___ Extracted records

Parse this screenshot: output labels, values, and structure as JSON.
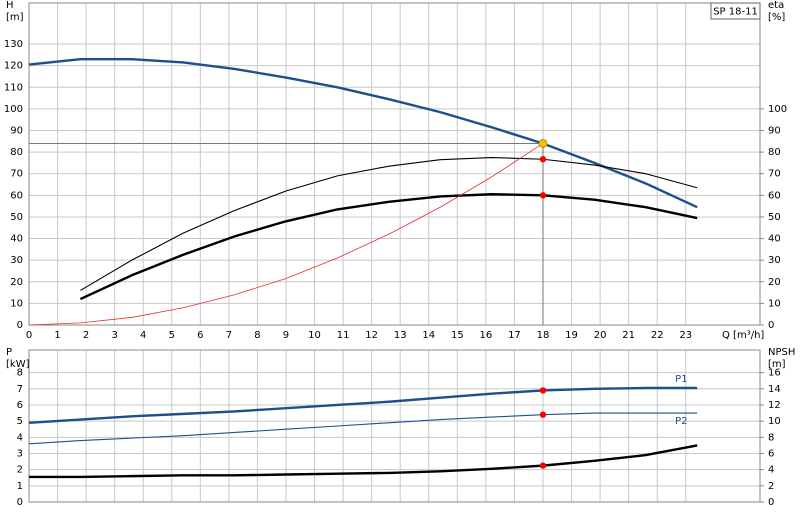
{
  "chart_data": [
    {
      "type": "line",
      "title": "SP 18-11",
      "ylabel": [
        "H",
        "[m]"
      ],
      "y2label": [
        "eta",
        "[%]"
      ],
      "xlabel": "Q [m³/h]",
      "x": [
        0,
        1.8,
        3.6,
        5.4,
        7.2,
        9,
        10.8,
        12.6,
        14.4,
        16.2,
        18,
        19.8,
        21.6,
        23.4
      ],
      "xlim": [
        0,
        25.6
      ],
      "xticks": [
        0,
        1,
        2,
        3,
        4,
        5,
        6,
        7,
        8,
        9,
        10,
        11,
        12,
        13,
        14,
        15,
        16,
        17,
        18,
        19,
        20,
        21,
        22,
        23
      ],
      "show_xtick_labels": true,
      "ylim": [
        0,
        149
      ],
      "yticks": [
        0,
        10,
        20,
        30,
        40,
        50,
        60,
        70,
        80,
        90,
        100,
        110,
        120,
        130
      ],
      "y2lim": [
        0,
        149
      ],
      "y2ticks": [
        0,
        10,
        20,
        30,
        40,
        50,
        60,
        70,
        80,
        90,
        100
      ],
      "grid": true,
      "series": [
        {
          "color": "#1f4e8c",
          "style": "thick",
          "values": [
            120.5,
            123,
            123,
            121.5,
            118.5,
            114.5,
            110,
            104.5,
            98.5,
            91.5,
            84,
            75,
            65.5,
            54.5
          ]
        },
        {
          "color": "#000000",
          "style": "thin",
          "axis": "y2",
          "values": [
            null,
            16,
            30,
            42.5,
            53,
            62,
            69,
            73.5,
            76.5,
            77.5,
            76.7,
            74,
            70,
            63.5
          ]
        },
        {
          "color": "#000000",
          "style": "thick",
          "axis": "y2",
          "values": [
            null,
            12,
            23,
            32.5,
            41,
            48,
            53.5,
            57,
            59.5,
            60.5,
            60,
            58,
            54.5,
            49.5
          ]
        },
        {
          "color": "#e03030",
          "style": "hair",
          "values": [
            0,
            1,
            3.5,
            8,
            14,
            21.5,
            31,
            42,
            54.5,
            68.5,
            84,
            null,
            null,
            null
          ]
        }
      ],
      "points": [
        {
          "x": 18,
          "y": 84,
          "color": "#f5c400",
          "crosshair": true
        },
        {
          "x": 18,
          "y": 76.7,
          "color": "#ff0000"
        },
        {
          "x": 18,
          "y": 60,
          "color": "#ff0000"
        }
      ]
    },
    {
      "type": "line",
      "ylabel": [
        "P",
        "[kW]"
      ],
      "y2label": [
        "NPSH",
        "[m]"
      ],
      "x": [
        0,
        1.8,
        3.6,
        5.4,
        7.2,
        9,
        10.8,
        12.6,
        14.4,
        16.2,
        18,
        19.8,
        21.6,
        23.4
      ],
      "xlim": [
        0,
        25.6
      ],
      "xticks": [
        0,
        1,
        2,
        3,
        4,
        5,
        6,
        7,
        8,
        9,
        10,
        11,
        12,
        13,
        14,
        15,
        16,
        17,
        18,
        19,
        20,
        21,
        22,
        23
      ],
      "show_xtick_labels": false,
      "ylim": [
        0,
        9.4
      ],
      "yticks": [
        0,
        1,
        2,
        3,
        4,
        5,
        6,
        7,
        8
      ],
      "y2lim": [
        0,
        18.8
      ],
      "y2ticks": [
        0,
        2,
        4,
        6,
        8,
        10,
        12,
        14,
        16
      ],
      "grid": true,
      "series": [
        {
          "name": "P1",
          "color": "#1f4e8c",
          "style": "thick",
          "values": [
            4.9,
            5.1,
            5.3,
            5.45,
            5.6,
            5.8,
            6.0,
            6.2,
            6.45,
            6.7,
            6.9,
            7.0,
            7.05,
            7.05
          ]
        },
        {
          "name": "P2",
          "color": "#1f4e8c",
          "style": "thin",
          "values": [
            3.6,
            3.8,
            3.95,
            4.1,
            4.3,
            4.5,
            4.7,
            4.9,
            5.1,
            5.25,
            5.4,
            5.5,
            5.5,
            5.5
          ]
        },
        {
          "color": "#000000",
          "style": "thick",
          "axis": "y2",
          "values": [
            3.1,
            3.1,
            3.2,
            3.3,
            3.3,
            3.4,
            3.5,
            3.6,
            3.8,
            4.1,
            4.5,
            5.1,
            5.8,
            7.0
          ]
        }
      ],
      "points": [
        {
          "x": 18,
          "y": 6.9,
          "color": "#ff0000"
        },
        {
          "x": 18,
          "y": 5.4,
          "color": "#ff0000"
        },
        {
          "x": 18,
          "y": 4.5,
          "color": "#ff0000",
          "axis": "y2"
        }
      ]
    }
  ]
}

______

= Brief =
Go through the data above and transcribe it in full, omitting any image.

= Task output =
Parse this screenshot: output labels, values, and structure as JSON.
{
  "chart_data": [
    {
      "type": "line",
      "title": "SP 18-11",
      "ylabel": [
        "H",
        "[m]"
      ],
      "y2label": [
        "eta",
        "[%]"
      ],
      "xlabel": "Q [m³/h]",
      "x": [
        0,
        1.8,
        3.6,
        5.4,
        7.2,
        9,
        10.8,
        12.6,
        14.4,
        16.2,
        18,
        19.8,
        21.6,
        23.4
      ],
      "xlim": [
        0,
        25.6
      ],
      "xticks": [
        0,
        1,
        2,
        3,
        4,
        5,
        6,
        7,
        8,
        9,
        10,
        11,
        12,
        13,
        14,
        15,
        16,
        17,
        18,
        19,
        20,
        21,
        22,
        23
      ],
      "show_xtick_labels": true,
      "ylim": [
        0,
        149
      ],
      "yticks": [
        0,
        10,
        20,
        30,
        40,
        50,
        60,
        70,
        80,
        90,
        100,
        110,
        120,
        130
      ],
      "y2lim": [
        0,
        149
      ],
      "y2ticks": [
        0,
        10,
        20,
        30,
        40,
        50,
        60,
        70,
        80,
        90,
        100
      ],
      "grid": true,
      "series": [
        {
          "color": "#1f4e8c",
          "style": "thick",
          "values": [
            120.5,
            123,
            123,
            121.5,
            118.5,
            114.5,
            110,
            104.5,
            98.5,
            91.5,
            84,
            75,
            65.5,
            54.5
          ]
        },
        {
          "color": "#000000",
          "style": "thin",
          "axis": "y2",
          "values": [
            null,
            16,
            30,
            42.5,
            53,
            62,
            69,
            73.5,
            76.5,
            77.5,
            76.7,
            74,
            70,
            63.5
          ]
        },
        {
          "color": "#000000",
          "style": "thick",
          "axis": "y2",
          "values": [
            null,
            12,
            23,
            32.5,
            41,
            48,
            53.5,
            57,
            59.5,
            60.5,
            60,
            58,
            54.5,
            49.5
          ]
        },
        {
          "color": "#e03030",
          "style": "hair",
          "values": [
            0,
            1,
            3.5,
            8,
            14,
            21.5,
            31,
            42,
            54.5,
            68.5,
            84,
            null,
            null,
            null
          ]
        }
      ],
      "points": [
        {
          "x": 18,
          "y": 84,
          "color": "#f5c400",
          "crosshair": true
        },
        {
          "x": 18,
          "y": 76.7,
          "color": "#ff0000"
        },
        {
          "x": 18,
          "y": 60,
          "color": "#ff0000"
        }
      ]
    },
    {
      "type": "line",
      "ylabel": [
        "P",
        "[kW]"
      ],
      "y2label": [
        "NPSH",
        "[m]"
      ],
      "x": [
        0,
        1.8,
        3.6,
        5.4,
        7.2,
        9,
        10.8,
        12.6,
        14.4,
        16.2,
        18,
        19.8,
        21.6,
        23.4
      ],
      "xlim": [
        0,
        25.6
      ],
      "xticks": [
        0,
        1,
        2,
        3,
        4,
        5,
        6,
        7,
        8,
        9,
        10,
        11,
        12,
        13,
        14,
        15,
        16,
        17,
        18,
        19,
        20,
        21,
        22,
        23
      ],
      "show_xtick_labels": false,
      "ylim": [
        0,
        9.4
      ],
      "yticks": [
        0,
        1,
        2,
        3,
        4,
        5,
        6,
        7,
        8
      ],
      "y2lim": [
        0,
        18.8
      ],
      "y2ticks": [
        0,
        2,
        4,
        6,
        8,
        10,
        12,
        14,
        16
      ],
      "grid": true,
      "series": [
        {
          "name": "P1",
          "color": "#1f4e8c",
          "style": "thick",
          "values": [
            4.9,
            5.1,
            5.3,
            5.45,
            5.6,
            5.8,
            6.0,
            6.2,
            6.45,
            6.7,
            6.9,
            7.0,
            7.05,
            7.05
          ]
        },
        {
          "name": "P2",
          "color": "#1f4e8c",
          "style": "thin",
          "values": [
            3.6,
            3.8,
            3.95,
            4.1,
            4.3,
            4.5,
            4.7,
            4.9,
            5.1,
            5.25,
            5.4,
            5.5,
            5.5,
            5.5
          ]
        },
        {
          "color": "#000000",
          "style": "thick",
          "axis": "y2",
          "values": [
            3.1,
            3.1,
            3.2,
            3.3,
            3.3,
            3.4,
            3.5,
            3.6,
            3.8,
            4.1,
            4.5,
            5.1,
            5.8,
            7.0
          ]
        }
      ],
      "points": [
        {
          "x": 18,
          "y": 6.9,
          "color": "#ff0000"
        },
        {
          "x": 18,
          "y": 5.4,
          "color": "#ff0000"
        },
        {
          "x": 18,
          "y": 4.5,
          "color": "#ff0000",
          "axis": "y2"
        }
      ]
    }
  ]
}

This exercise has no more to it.